[Requirements]: Reproduce the data in its entirety, exactly as supplied.

[Listed entries]:
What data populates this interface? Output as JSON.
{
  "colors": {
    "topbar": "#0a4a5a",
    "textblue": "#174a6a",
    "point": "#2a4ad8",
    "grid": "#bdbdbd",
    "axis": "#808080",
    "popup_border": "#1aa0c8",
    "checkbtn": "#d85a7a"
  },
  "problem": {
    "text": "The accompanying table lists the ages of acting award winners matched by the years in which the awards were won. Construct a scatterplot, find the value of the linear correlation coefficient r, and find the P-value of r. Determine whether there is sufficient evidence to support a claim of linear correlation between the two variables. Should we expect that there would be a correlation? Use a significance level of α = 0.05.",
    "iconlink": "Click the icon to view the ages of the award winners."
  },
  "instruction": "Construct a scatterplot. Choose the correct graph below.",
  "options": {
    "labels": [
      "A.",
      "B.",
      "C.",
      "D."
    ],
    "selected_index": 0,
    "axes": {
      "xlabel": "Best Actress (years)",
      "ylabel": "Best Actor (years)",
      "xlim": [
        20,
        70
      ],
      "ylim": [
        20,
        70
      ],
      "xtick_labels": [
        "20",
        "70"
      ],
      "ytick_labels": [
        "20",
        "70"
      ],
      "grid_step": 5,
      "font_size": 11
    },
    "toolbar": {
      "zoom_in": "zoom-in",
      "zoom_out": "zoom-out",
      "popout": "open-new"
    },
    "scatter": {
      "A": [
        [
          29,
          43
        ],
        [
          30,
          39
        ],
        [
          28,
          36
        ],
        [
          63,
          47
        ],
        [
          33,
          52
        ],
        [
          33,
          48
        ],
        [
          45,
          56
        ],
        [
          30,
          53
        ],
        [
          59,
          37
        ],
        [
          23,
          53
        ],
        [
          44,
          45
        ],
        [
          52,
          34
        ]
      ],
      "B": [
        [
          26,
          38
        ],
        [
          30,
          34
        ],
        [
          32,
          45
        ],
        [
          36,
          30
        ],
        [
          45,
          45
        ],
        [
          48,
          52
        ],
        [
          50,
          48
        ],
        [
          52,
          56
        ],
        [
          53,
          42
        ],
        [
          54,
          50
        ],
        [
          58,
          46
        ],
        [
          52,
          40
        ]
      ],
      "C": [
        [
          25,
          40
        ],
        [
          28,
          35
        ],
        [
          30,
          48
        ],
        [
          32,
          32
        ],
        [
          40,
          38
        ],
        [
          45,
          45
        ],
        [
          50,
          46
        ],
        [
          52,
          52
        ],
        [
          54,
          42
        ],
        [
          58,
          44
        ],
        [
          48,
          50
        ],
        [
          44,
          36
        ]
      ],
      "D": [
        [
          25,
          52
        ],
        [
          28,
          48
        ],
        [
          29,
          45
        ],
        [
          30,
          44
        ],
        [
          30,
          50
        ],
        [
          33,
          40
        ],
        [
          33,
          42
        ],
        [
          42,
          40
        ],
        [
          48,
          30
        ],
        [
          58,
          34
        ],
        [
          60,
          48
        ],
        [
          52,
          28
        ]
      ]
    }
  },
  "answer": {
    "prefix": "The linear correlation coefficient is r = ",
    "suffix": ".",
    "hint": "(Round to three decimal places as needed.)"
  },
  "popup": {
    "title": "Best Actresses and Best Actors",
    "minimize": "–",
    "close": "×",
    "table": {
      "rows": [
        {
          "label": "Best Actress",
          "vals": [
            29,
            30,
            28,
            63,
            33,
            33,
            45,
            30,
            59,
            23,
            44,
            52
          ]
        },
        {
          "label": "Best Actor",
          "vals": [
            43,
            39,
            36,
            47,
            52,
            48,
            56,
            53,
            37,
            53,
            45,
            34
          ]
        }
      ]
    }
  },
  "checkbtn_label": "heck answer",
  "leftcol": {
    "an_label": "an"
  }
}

[Answer to this task]:
What data populates this interface? Output as JSON.
{
  "colors": {
    "topbar": "#0a4a5a",
    "textblue": "#174a6a",
    "point": "#2a4ad8",
    "grid": "#bdbdbd",
    "axis": "#808080",
    "popup_border": "#1aa0c8",
    "checkbtn": "#d85a7a"
  },
  "problem": {
    "text": "The accompanying table lists the ages of acting award winners matched by the years in which the awards were won. Construct a scatterplot, find the value of the linear correlation coefficient r, and find the P-value of r. Determine whether there is sufficient evidence to support a claim of linear correlation between the two variables. Should we expect that there would be a correlation? Use a significance level of α = 0.05.",
    "iconlink": "Click the icon to view the ages of the award winners."
  },
  "instruction": "Construct a scatterplot. Choose the correct graph below.",
  "options": {
    "labels": [
      "A.",
      "B.",
      "C.",
      "D."
    ],
    "selected_index": 0,
    "axes": {
      "xlabel": "Best Actress (years)",
      "ylabel": "Best Actor (years)",
      "xlim": [
        20,
        70
      ],
      "ylim": [
        20,
        70
      ],
      "xtick_labels": [
        "20",
        "70"
      ],
      "ytick_labels": [
        "20",
        "70"
      ],
      "grid_step": 5,
      "font_size": 11
    },
    "toolbar": {
      "zoom_in": "zoom-in",
      "zoom_out": "zoom-out",
      "popout": "open-new"
    },
    "scatter": {
      "A": [
        [
          29,
          43
        ],
        [
          30,
          39
        ],
        [
          28,
          36
        ],
        [
          63,
          47
        ],
        [
          33,
          52
        ],
        [
          33,
          48
        ],
        [
          45,
          56
        ],
        [
          30,
          53
        ],
        [
          59,
          37
        ],
        [
          23,
          53
        ],
        [
          44,
          45
        ],
        [
          52,
          34
        ]
      ],
      "B": [
        [
          26,
          38
        ],
        [
          30,
          34
        ],
        [
          32,
          45
        ],
        [
          36,
          30
        ],
        [
          45,
          45
        ],
        [
          48,
          52
        ],
        [
          50,
          48
        ],
        [
          52,
          56
        ],
        [
          53,
          42
        ],
        [
          54,
          50
        ],
        [
          58,
          46
        ],
        [
          52,
          40
        ]
      ],
      "C": [
        [
          25,
          40
        ],
        [
          28,
          35
        ],
        [
          30,
          48
        ],
        [
          32,
          32
        ],
        [
          40,
          38
        ],
        [
          45,
          45
        ],
        [
          50,
          46
        ],
        [
          52,
          52
        ],
        [
          54,
          42
        ],
        [
          58,
          44
        ],
        [
          48,
          50
        ],
        [
          44,
          36
        ]
      ],
      "D": [
        [
          25,
          52
        ],
        [
          28,
          48
        ],
        [
          29,
          45
        ],
        [
          30,
          44
        ],
        [
          30,
          50
        ],
        [
          33,
          40
        ],
        [
          33,
          42
        ],
        [
          42,
          40
        ],
        [
          48,
          30
        ],
        [
          58,
          34
        ],
        [
          60,
          48
        ],
        [
          52,
          28
        ]
      ]
    }
  },
  "answer": {
    "prefix": "The linear correlation coefficient is r = ",
    "suffix": ".",
    "hint": "(Round to three decimal places as needed.)"
  },
  "popup": {
    "title": "Best Actresses and Best Actors",
    "minimize": "–",
    "close": "×",
    "table": {
      "rows": [
        {
          "label": "Best Actress",
          "vals": [
            29,
            30,
            28,
            63,
            33,
            33,
            45,
            30,
            59,
            23,
            44,
            52
          ]
        },
        {
          "label": "Best Actor",
          "vals": [
            43,
            39,
            36,
            47,
            52,
            48,
            56,
            53,
            37,
            53,
            45,
            34
          ]
        }
      ]
    }
  },
  "checkbtn_label": "heck answer",
  "leftcol": {
    "an_label": "an"
  }
}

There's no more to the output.